[[ Input for this task, beginning ]]

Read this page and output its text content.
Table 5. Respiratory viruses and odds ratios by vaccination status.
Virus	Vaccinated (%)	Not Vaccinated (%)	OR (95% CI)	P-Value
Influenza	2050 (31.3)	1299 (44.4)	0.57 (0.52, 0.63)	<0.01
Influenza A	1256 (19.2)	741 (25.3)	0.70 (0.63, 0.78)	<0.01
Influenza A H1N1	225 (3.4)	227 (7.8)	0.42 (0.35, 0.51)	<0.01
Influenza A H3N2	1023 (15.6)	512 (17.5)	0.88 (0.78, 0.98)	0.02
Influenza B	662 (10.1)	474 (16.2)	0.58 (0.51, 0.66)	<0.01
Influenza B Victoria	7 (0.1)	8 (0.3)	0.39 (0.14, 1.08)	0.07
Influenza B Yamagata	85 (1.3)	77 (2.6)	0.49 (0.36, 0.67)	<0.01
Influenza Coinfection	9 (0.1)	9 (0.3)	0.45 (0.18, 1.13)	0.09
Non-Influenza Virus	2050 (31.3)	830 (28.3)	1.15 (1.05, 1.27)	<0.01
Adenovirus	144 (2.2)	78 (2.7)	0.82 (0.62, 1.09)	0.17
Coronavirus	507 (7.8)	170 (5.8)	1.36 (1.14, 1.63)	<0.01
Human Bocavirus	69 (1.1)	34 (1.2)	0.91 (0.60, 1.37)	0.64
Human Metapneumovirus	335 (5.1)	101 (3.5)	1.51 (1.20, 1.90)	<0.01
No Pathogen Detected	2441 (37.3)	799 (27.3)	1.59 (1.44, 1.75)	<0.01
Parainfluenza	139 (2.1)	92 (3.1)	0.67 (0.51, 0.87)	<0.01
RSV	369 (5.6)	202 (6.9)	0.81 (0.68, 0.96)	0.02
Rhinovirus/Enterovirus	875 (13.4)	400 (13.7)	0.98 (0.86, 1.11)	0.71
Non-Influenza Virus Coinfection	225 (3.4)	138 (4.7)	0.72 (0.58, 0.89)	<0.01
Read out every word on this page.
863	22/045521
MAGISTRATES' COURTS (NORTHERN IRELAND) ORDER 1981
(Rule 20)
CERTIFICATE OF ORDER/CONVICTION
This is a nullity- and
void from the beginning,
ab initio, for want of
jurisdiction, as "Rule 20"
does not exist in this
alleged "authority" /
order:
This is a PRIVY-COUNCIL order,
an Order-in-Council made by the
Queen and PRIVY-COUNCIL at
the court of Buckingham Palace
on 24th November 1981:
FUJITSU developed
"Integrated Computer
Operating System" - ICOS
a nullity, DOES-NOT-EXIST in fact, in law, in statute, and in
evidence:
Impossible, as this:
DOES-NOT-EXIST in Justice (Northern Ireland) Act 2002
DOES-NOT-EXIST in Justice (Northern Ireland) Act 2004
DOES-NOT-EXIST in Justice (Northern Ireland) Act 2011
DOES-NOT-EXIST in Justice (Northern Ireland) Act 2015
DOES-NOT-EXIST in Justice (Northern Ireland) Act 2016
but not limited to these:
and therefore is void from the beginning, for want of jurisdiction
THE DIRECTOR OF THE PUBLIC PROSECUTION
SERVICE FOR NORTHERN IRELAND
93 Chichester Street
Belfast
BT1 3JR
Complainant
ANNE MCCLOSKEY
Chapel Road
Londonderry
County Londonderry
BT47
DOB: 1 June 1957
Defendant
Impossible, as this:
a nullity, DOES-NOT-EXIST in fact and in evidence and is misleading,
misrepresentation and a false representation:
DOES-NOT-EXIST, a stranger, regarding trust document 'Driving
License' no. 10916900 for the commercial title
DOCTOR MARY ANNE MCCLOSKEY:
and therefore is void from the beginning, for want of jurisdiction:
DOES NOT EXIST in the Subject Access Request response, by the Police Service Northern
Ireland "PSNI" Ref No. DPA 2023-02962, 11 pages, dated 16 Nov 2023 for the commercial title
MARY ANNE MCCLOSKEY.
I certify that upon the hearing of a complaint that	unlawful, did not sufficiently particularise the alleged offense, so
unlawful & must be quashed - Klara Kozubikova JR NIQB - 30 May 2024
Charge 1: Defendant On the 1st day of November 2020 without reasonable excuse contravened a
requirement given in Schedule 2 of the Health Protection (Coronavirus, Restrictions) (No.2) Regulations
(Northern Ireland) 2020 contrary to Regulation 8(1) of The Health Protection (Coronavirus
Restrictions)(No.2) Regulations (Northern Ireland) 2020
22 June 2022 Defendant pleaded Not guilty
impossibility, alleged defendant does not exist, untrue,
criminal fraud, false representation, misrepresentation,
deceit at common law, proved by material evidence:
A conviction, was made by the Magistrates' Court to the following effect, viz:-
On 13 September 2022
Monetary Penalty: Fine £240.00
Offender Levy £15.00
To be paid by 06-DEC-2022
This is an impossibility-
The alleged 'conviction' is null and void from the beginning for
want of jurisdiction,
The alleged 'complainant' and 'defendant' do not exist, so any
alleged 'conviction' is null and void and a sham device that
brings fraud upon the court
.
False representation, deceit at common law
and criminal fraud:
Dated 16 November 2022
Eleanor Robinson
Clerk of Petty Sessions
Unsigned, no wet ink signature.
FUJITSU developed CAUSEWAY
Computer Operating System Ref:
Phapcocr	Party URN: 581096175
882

[[ Input for this task, end ]]

What you should do -
Your response should be each line that includes the word "evidence", copied from the records.

Output of the exercise -
evidence:
a nullity, DOES-NOT-EXIST in fact and in evidence and is misleading,
deceit at common law, proved by material evidence:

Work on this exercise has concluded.